| RECORDS SUPPLIED |
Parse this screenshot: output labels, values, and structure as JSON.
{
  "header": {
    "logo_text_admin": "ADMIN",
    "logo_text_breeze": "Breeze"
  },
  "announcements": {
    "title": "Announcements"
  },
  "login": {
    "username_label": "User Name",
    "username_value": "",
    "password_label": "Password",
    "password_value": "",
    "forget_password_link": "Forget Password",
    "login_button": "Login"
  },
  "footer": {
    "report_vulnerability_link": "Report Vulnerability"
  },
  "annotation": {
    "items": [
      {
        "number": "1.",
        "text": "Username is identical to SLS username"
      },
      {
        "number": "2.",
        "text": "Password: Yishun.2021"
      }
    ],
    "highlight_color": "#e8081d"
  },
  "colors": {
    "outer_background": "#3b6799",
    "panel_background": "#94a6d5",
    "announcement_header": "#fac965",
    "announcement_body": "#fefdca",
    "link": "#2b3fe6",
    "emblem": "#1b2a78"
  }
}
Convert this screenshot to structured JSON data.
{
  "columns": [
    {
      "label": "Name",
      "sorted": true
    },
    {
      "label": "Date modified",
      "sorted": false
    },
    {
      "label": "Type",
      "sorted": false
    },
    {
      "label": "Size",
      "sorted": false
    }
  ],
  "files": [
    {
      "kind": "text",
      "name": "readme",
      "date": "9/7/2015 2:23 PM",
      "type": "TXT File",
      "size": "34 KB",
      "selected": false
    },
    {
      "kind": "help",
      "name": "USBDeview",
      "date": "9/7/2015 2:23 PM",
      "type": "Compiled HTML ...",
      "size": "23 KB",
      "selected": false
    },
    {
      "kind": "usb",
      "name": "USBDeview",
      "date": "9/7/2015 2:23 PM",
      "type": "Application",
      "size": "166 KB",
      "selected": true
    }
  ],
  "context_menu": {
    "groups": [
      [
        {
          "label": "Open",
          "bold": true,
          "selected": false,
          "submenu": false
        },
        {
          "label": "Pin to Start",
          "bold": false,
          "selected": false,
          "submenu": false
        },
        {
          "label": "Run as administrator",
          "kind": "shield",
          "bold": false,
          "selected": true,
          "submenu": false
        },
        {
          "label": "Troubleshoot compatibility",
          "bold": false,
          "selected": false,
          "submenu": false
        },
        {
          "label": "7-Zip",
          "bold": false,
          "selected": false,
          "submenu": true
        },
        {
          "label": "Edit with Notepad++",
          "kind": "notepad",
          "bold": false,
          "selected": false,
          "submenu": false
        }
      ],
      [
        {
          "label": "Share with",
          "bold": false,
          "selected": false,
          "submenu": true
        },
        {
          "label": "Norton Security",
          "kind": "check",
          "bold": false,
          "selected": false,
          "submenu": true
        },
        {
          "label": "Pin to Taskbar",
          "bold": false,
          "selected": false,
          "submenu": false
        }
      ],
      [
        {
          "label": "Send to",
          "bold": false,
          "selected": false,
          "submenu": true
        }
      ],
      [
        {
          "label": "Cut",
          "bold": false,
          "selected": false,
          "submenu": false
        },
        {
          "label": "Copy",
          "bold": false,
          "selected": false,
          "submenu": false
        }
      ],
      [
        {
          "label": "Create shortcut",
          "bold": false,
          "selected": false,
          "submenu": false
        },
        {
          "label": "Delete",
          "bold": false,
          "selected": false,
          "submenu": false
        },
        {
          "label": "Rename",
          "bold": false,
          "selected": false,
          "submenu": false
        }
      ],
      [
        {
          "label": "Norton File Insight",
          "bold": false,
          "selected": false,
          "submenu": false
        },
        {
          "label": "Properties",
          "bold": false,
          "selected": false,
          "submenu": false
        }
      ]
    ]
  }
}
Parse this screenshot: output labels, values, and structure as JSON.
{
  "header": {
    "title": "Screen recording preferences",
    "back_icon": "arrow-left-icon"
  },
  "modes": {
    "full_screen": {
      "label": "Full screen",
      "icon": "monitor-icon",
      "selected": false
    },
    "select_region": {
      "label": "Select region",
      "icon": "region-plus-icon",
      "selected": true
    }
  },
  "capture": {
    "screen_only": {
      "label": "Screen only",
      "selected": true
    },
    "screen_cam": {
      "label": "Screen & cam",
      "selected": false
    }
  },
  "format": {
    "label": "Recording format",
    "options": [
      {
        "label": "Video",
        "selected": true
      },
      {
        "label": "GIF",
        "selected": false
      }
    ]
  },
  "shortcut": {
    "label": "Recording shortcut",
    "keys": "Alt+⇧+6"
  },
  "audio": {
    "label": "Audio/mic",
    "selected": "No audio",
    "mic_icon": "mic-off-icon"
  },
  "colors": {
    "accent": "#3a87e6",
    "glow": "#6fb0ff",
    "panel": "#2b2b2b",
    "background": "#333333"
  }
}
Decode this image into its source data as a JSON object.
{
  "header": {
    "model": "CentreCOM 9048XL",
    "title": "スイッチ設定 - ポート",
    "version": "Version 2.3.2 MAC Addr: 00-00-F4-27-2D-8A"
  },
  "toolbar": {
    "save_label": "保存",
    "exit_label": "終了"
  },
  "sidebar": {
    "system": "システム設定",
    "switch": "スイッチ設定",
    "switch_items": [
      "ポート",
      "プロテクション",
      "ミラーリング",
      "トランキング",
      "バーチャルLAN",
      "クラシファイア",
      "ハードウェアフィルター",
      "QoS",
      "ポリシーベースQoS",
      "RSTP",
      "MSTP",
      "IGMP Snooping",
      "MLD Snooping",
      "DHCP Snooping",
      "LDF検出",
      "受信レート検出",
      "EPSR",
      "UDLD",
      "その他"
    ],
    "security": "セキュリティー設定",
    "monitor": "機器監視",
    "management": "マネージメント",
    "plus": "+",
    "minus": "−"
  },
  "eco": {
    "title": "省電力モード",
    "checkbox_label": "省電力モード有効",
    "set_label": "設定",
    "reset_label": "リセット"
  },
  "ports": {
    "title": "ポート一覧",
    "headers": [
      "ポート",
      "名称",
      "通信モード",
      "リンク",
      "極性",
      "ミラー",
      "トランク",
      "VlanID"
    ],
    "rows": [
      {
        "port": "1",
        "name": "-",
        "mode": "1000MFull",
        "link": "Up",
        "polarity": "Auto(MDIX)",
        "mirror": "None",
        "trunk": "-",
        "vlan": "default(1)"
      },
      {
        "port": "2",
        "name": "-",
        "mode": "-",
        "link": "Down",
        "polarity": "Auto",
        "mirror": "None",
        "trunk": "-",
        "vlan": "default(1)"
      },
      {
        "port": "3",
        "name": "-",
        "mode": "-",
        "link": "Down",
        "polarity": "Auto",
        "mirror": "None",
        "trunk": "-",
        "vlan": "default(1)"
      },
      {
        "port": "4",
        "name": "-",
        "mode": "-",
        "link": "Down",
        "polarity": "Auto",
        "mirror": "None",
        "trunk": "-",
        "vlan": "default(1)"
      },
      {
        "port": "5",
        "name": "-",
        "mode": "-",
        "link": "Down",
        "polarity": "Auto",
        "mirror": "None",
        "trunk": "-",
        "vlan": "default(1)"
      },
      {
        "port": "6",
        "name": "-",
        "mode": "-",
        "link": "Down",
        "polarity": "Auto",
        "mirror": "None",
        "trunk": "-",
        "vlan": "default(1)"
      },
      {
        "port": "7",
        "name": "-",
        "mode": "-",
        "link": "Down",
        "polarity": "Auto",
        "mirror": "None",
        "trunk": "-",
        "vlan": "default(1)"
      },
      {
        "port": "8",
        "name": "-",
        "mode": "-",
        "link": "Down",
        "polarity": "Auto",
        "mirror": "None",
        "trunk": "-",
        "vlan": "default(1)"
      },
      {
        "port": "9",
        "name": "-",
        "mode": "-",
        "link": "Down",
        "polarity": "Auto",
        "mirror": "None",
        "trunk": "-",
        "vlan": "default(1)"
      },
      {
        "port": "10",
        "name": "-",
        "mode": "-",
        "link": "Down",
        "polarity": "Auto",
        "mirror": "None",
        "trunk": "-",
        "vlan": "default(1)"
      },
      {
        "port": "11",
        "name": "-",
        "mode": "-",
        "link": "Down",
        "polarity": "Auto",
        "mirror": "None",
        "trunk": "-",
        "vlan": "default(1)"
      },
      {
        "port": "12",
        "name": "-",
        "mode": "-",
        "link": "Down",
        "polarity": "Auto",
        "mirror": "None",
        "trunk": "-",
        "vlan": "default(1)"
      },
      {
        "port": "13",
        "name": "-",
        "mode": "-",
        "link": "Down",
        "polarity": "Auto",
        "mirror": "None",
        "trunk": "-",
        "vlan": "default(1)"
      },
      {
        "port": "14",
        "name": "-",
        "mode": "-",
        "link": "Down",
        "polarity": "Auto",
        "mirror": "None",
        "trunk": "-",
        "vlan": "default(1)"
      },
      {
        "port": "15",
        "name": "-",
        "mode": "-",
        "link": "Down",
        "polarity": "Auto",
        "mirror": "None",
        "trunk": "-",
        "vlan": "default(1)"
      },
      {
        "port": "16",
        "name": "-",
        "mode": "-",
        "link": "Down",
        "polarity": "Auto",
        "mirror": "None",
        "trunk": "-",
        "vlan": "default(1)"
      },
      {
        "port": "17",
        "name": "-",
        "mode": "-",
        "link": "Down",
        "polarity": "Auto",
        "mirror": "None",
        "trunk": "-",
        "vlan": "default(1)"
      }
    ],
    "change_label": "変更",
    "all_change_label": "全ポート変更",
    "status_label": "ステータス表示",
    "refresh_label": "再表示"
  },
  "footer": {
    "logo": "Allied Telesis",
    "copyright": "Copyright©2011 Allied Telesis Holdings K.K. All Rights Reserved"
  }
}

| THE TASK |
Find the word "Telesis" in the data and copy out each line where it turns up.

| REPLY TO THE EXERCISE |
    "logo": "Allied Telesis",
    "copyright": "Copyright©2011 Allied Telesis Holdings K.K. All Rights Reserved"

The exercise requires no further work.